Directions for this task: Copy each line of the records that holds the string "basketball".

Working data:

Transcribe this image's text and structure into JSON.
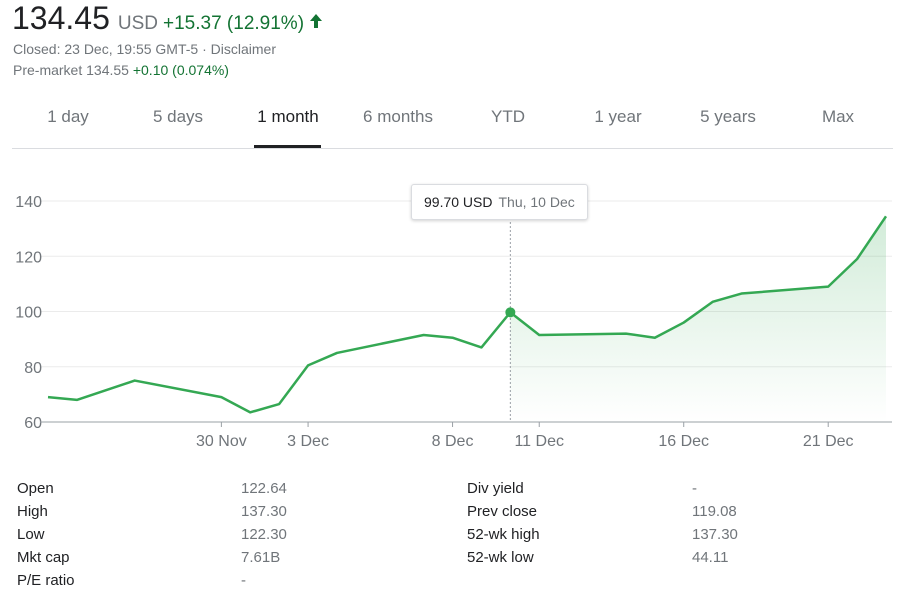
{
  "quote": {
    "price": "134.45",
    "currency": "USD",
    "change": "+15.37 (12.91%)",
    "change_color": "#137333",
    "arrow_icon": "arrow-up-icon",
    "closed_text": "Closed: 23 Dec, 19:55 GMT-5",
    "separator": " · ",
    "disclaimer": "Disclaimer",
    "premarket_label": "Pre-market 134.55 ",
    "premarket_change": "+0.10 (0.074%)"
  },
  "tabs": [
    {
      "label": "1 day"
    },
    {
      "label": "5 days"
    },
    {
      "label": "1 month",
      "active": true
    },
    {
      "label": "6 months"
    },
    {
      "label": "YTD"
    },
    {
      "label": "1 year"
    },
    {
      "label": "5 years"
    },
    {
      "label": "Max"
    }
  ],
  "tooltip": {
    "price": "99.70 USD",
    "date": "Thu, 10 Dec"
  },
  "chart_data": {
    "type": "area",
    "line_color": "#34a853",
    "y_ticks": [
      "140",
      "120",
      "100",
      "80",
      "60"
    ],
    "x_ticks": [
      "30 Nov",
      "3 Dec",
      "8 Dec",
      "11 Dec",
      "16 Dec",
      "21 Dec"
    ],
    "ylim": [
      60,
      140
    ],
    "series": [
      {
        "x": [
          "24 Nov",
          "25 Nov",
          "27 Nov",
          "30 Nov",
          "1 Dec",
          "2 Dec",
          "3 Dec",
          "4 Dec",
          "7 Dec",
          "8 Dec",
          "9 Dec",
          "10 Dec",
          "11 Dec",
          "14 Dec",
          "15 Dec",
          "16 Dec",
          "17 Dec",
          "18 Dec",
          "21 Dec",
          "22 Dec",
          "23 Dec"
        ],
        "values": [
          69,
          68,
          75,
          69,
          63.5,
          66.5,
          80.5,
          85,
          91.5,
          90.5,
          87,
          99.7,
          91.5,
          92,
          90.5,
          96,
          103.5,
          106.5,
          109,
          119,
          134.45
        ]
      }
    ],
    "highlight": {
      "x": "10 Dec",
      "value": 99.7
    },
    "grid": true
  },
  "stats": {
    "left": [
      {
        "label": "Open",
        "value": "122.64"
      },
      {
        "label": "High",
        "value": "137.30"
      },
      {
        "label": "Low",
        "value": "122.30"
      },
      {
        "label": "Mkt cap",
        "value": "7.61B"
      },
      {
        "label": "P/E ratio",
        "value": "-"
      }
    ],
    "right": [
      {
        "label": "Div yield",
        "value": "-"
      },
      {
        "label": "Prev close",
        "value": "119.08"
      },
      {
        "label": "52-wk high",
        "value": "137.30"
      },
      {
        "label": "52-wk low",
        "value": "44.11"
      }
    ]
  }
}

---

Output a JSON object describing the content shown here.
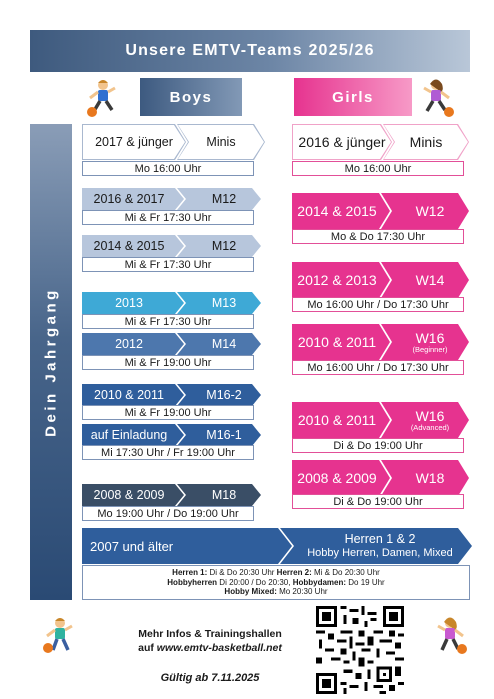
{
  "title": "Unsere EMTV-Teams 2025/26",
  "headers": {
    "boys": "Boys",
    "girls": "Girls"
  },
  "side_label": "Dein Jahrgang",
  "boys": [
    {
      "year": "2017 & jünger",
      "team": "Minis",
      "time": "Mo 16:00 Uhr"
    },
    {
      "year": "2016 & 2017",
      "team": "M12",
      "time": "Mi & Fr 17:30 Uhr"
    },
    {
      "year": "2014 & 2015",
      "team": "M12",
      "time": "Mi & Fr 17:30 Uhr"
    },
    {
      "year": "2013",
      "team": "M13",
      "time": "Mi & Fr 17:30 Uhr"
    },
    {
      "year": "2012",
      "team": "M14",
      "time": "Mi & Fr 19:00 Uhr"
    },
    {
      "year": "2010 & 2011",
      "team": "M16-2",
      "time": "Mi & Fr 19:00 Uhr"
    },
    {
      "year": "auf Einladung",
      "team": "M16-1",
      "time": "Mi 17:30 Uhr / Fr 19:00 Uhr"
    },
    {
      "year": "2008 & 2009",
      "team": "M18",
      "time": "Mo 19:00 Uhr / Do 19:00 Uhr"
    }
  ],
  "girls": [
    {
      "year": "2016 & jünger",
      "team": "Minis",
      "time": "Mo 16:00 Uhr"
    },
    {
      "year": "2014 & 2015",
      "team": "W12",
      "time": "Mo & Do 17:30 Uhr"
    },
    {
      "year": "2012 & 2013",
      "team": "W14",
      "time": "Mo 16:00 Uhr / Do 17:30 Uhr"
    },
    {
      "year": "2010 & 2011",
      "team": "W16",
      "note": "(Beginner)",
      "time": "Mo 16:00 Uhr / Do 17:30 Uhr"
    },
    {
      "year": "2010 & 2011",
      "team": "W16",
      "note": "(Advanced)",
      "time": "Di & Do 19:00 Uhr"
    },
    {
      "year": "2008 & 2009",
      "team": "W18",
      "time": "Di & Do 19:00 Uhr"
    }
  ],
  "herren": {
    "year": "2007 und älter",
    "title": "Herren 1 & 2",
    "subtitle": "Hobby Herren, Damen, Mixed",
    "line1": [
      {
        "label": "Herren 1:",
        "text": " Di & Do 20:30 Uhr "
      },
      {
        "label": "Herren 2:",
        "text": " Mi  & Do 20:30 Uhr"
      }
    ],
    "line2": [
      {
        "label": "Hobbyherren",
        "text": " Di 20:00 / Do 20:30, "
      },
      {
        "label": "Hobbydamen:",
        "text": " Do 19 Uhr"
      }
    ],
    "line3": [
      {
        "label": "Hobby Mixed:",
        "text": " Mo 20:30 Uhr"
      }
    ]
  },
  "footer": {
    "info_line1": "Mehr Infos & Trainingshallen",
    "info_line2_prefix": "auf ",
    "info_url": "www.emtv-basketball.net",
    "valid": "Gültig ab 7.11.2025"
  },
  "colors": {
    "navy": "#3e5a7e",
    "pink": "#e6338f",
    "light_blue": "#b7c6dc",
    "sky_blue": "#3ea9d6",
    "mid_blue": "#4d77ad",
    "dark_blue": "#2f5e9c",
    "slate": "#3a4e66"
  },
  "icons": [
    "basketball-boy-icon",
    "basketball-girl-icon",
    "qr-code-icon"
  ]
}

The reply:
    "info_url": "www.emtv-basketball.net",
    "basketball-boy-icon",
    "basketball-girl-icon",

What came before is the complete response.